Records shown.
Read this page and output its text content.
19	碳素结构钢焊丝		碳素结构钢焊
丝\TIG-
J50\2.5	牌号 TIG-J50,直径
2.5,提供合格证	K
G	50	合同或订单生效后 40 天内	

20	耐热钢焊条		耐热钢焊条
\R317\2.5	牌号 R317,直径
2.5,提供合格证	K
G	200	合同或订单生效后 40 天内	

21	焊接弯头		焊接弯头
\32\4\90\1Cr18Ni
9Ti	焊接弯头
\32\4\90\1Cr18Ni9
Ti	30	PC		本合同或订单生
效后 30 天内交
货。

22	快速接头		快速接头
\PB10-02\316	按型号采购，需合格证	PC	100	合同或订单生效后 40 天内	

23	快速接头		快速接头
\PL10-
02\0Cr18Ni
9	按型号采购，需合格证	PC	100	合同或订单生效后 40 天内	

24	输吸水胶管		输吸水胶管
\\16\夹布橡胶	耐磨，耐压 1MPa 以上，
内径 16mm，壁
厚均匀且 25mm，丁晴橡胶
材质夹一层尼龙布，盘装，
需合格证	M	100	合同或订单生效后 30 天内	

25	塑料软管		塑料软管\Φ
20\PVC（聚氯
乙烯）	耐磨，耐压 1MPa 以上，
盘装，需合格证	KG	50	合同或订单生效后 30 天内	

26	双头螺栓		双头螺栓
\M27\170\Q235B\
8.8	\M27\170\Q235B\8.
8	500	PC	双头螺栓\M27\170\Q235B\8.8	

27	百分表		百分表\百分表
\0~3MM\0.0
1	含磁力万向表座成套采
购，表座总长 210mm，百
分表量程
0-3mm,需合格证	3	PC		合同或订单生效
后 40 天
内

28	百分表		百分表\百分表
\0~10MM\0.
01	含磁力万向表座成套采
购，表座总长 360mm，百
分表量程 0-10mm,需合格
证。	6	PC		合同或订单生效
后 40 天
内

Exercise.
Write the material out again word for word.

Task solution.
Read this page and output its text content.
19	碳素结构钢焊丝		碳素结构钢焊
丝\TIG-
J50\2.5	牌号 TIG-J50,直径
2.5,提供合格证	K
G	50	合同或订单生效后 40 天内	

20	耐热钢焊条		耐热钢焊条
\R317\2.5	牌号 R317,直径
2.5,提供合格证	K
G	200	合同或订单生效后 40 天内	

21	焊接弯头		焊接弯头
\32\4\90\1Cr18Ni
9Ti	焊接弯头
\32\4\90\1Cr18Ni9
Ti	30	PC		本合同或订单生
效后 30 天内交
货。

22	快速接头		快速接头
\PB10-02\316	按型号采购，需合格证	PC	100	合同或订单生效后 40 天内	

23	快速接头		快速接头
\PL10-
02\0Cr18Ni
9	按型号采购，需合格证	PC	100	合同或订单生效后 40 天内	

24	输吸水胶管		输吸水胶管
\\16\夹布橡胶	耐磨，耐压 1MPa 以上，
内径 16mm，壁
厚均匀且 25mm，丁晴橡胶
材质夹一层尼龙布，盘装，
需合格证	M	100	合同或订单生效后 30 天内	

25	塑料软管		塑料软管\Φ
20\PVC（聚氯
乙烯）	耐磨，耐压 1MPa 以上，
盘装，需合格证	KG	50	合同或订单生效后 30 天内	

26	双头螺栓		双头螺栓
\M27\170\Q235B\
8.8	\M27\170\Q235B\8.
8	500	PC	双头螺栓\M27\170\Q235B\8.8	

27	百分表		百分表\百分表
\0~3MM\0.0
1	含磁力万向表座成套采
购，表座总长 210mm，百
分表量程
0-3mm,需合格证	3	PC		合同或订单生效
后 40 天
内

28	百分表		百分表\百分表
\0~10MM\0.
01	含磁力万向表座成套采
购，表座总长 360mm，百
分表量程 0-10mm,需合格
证。	6	PC		合同或订单生效
后 40 天
内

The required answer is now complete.